◆ DAFTAR TUGAS ◆
1) Menurut artikel tentang perempuan Saudi dalam pemilu, berapa jumlah perempuan yang terdaftar sebagai kandidat perwakilan?
2) Tampilkan bagian artikel tentang perempuan Saudi dalam pemilu dari "Tidak hanya sebagai" sampai "anggota keluarga pria." tanpa perubahan apa pun.

──────── CUPLIKAN HALAMAN ────────

Perempuan Saudi Memasuki Panggung Politik
Saudi Arabia, selama ini, cukup ketat membatasi
aktivitas perempuan. Lewat pemilihan umum dewan kota, ruang gerak perempuan
Saudi sedikit meluas.
============
Pesta pencoblosan suara di tangan rakyat baru saja berjalan di
Arab Saudi akhir pekan lalu. Pada pemilu di Negeri Minyak itu warga Arab Saudi
menggunakan hak pilih untuk pemilihan perwakilan tingkat kota. Pemilu pertama
kali dalam 40 tahun terakhir itu juga memberikan kesempatan kepada perempuan
Arab Saudi. Ya, untuk kali pertama, kaum hawa dapat menggunakan hak pilih.
Tidak hanya sebagai pemilih, perempuan di Negara Minyak itu pun boleh
menjadi kandidat atau memiliki hak untuk dipilih. Sebuah gejala menarik mengingat
negara kerajaan yang menerapkan prinsip konservatif itu cukup membatasi
aktivitas para perempuan. Bahkan, para wanita masih dilarang mengemudi tanpa
ditemani anggota keluarga pria.
Seperti dilansir oleh BBC, jumlah perempuan yang
terdaftar sebagai kandidat perwakilan (semacam anggota dewan) sebanyak 978
orang. Mereka bersaing dengan 5.938 kandidat laki-laki.
Beberapa kandidat perempuan menyatakan pemilu itu sebagai saat
bersejarah dalam sejarah Saudi, satu-satunya negara di mana perempuan dilarang
mengemudi kendaraan.
Fawzeya Al-Harbi, seorang kandidat perempuan dalam pemilu
kotamadya itu, mengatakan, “Kami telah menanti-nantikan kesempatan ini selama
10 tahun terakhir. Sepuluh tahun kami menanti saat di mana perempuan bisa ikut
serta dalam pengambilan keputusan sosial dan politik di negara ini.”
Perubahan bertahap ini merupakan bagian warisan almarhum Raja
Abdullah. Raja yang meninggal bulan
Januari 2015 lalu itu pada tahun 2011 mengeluarkan dekrit yang mengizinkan
perempuan untuk memilih. “Mulai pemilu mendatang, perempuan berhak mencalonkan
diri sendiri bagi keanggotaan di dewan kotamadya,” demikian sebagian isi dekrit
tersebut.
Kampanye merupakan proses yang tidak mudah bagi para kandidat
perempuan. Saudi memiliki aturan-aturan yang sangat tegas soal segregasi
(pemisahan) berdasarkan jenis kelamin, sehingga kandidat perempuan tidak bisa
menyampaikan pernyataan kepada para pemilih laki-laki kecuali ada partisi yang
membatasi mereka. Satu-satunya cara untuk mengkomunikasikan gagasan mereka
kepada para calon pemilih laki-laki adalah lewat anggota keluarga laki-laki.

──────── DATA HASIL EKSTRAKSI ────────

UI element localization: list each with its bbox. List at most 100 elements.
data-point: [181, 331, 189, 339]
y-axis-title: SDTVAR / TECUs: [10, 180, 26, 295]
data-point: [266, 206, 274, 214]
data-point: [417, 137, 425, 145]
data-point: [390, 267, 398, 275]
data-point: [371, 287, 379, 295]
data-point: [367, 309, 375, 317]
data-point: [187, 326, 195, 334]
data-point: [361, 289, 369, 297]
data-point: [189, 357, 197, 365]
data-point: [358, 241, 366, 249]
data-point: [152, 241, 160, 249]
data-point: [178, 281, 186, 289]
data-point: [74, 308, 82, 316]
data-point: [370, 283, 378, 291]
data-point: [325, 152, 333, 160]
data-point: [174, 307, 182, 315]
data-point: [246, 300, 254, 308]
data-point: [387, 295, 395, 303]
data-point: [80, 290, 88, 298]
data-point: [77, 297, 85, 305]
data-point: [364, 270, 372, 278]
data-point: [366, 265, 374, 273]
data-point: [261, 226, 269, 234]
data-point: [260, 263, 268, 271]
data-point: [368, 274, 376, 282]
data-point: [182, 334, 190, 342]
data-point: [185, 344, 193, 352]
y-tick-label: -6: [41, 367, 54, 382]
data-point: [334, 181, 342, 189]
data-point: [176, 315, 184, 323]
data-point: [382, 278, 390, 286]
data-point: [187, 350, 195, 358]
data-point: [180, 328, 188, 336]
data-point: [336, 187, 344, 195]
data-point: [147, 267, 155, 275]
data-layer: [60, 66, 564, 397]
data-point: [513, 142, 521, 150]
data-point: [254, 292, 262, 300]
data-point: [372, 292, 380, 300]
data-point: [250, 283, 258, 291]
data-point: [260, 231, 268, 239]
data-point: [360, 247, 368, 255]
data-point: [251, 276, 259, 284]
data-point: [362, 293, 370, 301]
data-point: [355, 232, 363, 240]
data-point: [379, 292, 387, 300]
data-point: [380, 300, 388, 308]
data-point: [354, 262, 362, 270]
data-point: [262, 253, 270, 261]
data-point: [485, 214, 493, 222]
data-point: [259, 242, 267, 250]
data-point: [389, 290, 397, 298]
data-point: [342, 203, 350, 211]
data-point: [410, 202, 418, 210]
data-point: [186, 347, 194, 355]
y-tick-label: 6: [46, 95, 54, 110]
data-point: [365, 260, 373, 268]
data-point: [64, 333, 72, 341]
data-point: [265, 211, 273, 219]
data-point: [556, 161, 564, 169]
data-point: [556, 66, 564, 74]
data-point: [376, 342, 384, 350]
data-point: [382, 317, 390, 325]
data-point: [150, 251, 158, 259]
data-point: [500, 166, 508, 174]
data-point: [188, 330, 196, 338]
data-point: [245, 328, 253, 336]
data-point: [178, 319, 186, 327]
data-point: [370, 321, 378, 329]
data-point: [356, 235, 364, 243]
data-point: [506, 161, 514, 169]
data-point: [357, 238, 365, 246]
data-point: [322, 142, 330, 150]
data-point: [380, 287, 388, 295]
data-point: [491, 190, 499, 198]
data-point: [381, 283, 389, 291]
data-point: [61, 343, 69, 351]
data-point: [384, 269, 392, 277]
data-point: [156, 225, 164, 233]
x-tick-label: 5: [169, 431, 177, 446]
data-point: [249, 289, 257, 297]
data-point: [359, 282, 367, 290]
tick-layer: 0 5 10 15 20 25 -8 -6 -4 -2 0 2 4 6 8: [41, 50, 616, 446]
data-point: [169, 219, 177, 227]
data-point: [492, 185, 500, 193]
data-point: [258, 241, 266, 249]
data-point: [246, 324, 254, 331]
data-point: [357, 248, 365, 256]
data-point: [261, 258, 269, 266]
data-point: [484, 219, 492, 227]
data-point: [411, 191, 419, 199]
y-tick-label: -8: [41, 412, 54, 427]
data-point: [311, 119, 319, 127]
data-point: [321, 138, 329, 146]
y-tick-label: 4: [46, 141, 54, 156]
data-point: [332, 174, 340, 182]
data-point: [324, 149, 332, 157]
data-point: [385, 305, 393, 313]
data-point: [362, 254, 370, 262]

────────

◆ JAWABAN LENGKAP ◆
1) Sebanyak 978 orang.

2)
Tidak hanya sebagai pemilih, perempuan di Negara Minyak itu pun boleh
menjadi kandidat atau memiliki hak untuk dipilih. Sebuah gejala menarik mengingat
negara kerajaan yang menerapkan prinsip konservatif itu cukup membatasi
aktivitas para perempuan. Bahkan, para wanita masih dilarang mengemudi tanpa
ditemani anggota keluarga pria.